**REQUIREMENTS:**
For the material that follows, list every line containing the word "content".

● ● ● ● ●

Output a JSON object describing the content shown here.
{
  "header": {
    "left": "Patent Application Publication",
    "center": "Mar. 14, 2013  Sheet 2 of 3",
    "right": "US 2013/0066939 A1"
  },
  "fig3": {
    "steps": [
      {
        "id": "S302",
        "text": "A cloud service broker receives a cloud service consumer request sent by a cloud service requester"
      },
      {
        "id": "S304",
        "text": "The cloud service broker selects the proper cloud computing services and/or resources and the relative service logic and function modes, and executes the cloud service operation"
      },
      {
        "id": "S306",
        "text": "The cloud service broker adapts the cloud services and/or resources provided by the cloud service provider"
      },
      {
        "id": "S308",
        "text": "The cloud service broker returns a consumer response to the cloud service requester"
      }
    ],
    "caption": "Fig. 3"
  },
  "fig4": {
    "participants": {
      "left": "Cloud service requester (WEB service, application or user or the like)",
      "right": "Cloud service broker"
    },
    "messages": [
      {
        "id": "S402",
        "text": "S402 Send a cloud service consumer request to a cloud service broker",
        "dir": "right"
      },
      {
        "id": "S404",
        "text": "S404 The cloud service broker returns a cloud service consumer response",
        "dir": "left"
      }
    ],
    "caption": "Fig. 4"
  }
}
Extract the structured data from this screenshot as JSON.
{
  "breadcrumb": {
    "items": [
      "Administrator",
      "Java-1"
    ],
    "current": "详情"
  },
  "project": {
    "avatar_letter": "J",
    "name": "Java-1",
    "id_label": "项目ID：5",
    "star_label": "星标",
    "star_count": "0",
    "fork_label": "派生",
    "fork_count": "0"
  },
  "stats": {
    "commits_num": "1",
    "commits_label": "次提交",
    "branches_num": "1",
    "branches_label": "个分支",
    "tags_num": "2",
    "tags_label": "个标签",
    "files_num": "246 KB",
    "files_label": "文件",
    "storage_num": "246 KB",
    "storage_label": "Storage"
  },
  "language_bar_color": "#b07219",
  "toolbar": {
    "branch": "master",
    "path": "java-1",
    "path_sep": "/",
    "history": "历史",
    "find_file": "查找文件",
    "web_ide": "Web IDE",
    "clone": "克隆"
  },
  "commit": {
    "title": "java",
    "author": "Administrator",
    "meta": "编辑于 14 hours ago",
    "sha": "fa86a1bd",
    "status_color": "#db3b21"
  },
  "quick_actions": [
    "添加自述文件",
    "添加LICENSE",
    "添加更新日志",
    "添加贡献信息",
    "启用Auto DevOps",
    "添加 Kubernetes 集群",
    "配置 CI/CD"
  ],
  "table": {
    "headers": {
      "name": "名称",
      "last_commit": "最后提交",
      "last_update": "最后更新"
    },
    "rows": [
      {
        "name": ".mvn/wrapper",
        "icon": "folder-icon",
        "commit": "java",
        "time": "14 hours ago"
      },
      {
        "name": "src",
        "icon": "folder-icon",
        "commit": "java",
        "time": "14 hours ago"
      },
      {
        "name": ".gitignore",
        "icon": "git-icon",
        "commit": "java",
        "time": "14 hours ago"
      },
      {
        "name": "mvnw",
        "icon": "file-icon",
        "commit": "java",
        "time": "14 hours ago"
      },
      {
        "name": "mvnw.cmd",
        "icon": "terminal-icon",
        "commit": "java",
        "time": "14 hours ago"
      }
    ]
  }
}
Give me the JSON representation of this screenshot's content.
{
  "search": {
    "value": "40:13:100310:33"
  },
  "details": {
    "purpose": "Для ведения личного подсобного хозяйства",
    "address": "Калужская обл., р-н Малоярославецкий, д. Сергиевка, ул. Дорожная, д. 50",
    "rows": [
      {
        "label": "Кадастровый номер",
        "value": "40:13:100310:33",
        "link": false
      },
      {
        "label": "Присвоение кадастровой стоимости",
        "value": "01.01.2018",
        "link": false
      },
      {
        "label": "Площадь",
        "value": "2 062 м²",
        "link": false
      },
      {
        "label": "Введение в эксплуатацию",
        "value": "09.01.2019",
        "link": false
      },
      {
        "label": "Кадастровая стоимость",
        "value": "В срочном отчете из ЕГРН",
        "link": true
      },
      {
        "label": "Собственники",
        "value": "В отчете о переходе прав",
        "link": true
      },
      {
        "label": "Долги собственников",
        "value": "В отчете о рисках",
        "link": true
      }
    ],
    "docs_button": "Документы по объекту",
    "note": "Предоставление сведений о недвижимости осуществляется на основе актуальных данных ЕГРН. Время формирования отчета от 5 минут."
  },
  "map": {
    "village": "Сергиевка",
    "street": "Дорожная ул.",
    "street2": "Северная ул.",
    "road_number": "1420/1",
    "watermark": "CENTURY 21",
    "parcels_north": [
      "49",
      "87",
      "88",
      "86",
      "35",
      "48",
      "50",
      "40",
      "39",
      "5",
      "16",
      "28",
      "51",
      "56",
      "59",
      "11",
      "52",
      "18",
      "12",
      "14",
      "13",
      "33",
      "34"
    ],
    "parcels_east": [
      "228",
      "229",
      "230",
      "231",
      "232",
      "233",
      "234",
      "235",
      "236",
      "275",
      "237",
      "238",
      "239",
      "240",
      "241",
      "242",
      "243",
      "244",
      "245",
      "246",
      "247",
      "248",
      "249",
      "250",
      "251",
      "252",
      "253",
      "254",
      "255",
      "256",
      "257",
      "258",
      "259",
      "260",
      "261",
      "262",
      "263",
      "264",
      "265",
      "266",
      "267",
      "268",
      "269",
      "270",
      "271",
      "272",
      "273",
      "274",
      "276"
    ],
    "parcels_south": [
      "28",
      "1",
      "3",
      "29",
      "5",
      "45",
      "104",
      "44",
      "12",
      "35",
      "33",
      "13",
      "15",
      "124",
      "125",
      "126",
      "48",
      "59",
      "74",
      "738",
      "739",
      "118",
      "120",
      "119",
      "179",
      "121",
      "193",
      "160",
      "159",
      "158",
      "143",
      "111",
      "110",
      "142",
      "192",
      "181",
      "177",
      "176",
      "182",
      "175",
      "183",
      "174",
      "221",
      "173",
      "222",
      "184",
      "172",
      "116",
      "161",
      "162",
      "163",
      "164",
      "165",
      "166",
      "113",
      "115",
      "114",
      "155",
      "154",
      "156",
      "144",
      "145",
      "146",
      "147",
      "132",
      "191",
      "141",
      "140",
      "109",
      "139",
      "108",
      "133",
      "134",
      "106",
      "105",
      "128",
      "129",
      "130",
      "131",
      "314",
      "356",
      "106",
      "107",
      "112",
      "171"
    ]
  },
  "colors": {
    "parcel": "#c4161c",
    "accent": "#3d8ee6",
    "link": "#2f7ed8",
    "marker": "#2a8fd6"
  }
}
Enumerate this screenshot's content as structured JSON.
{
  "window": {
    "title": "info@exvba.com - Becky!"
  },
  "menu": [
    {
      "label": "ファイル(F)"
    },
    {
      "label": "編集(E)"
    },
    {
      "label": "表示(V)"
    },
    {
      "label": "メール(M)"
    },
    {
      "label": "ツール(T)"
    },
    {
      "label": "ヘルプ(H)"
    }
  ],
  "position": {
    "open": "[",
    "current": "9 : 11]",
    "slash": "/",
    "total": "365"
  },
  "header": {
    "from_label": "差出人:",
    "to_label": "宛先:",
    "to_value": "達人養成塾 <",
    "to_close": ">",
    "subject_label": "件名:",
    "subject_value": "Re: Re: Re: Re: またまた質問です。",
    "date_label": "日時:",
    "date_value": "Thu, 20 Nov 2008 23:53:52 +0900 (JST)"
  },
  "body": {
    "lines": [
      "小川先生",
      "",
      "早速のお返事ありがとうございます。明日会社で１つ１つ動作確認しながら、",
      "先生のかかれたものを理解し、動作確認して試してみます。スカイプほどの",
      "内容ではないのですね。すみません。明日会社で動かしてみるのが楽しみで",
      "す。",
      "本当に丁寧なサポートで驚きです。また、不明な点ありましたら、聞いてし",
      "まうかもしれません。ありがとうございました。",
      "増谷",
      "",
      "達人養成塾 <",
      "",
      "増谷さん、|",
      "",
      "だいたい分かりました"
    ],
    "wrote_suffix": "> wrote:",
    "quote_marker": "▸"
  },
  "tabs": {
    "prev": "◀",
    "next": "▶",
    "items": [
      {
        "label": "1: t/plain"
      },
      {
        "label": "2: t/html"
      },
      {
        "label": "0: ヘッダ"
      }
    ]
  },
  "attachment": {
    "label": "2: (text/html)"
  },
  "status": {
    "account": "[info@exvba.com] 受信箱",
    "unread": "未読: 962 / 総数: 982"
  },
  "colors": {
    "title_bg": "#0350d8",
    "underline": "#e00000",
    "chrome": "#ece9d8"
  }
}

● ● ● ● ●

**COMPLETED TASK:**
Output a JSON object describing the content shown here.
Give me the JSON representation of this screenshot's content.
Enumerate this screenshot's content as structured JSON.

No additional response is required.